(Figure dataset records)
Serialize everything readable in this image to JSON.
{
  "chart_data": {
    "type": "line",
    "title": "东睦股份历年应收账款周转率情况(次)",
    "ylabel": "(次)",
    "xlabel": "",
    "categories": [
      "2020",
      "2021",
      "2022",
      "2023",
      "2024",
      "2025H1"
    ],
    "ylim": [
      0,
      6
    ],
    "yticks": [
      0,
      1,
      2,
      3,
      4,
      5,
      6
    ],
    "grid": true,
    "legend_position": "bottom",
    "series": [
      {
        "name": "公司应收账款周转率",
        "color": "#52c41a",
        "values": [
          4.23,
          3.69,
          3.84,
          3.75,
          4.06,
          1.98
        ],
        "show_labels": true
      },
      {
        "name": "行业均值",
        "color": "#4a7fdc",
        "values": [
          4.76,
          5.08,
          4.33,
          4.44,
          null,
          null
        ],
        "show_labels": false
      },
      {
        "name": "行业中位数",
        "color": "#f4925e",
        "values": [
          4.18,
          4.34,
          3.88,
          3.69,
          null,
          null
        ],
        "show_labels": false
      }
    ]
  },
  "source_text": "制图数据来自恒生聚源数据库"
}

→ **Challenge**:
Give only the number of lines in the entries that contain "color".

→ **Output for this task**:
3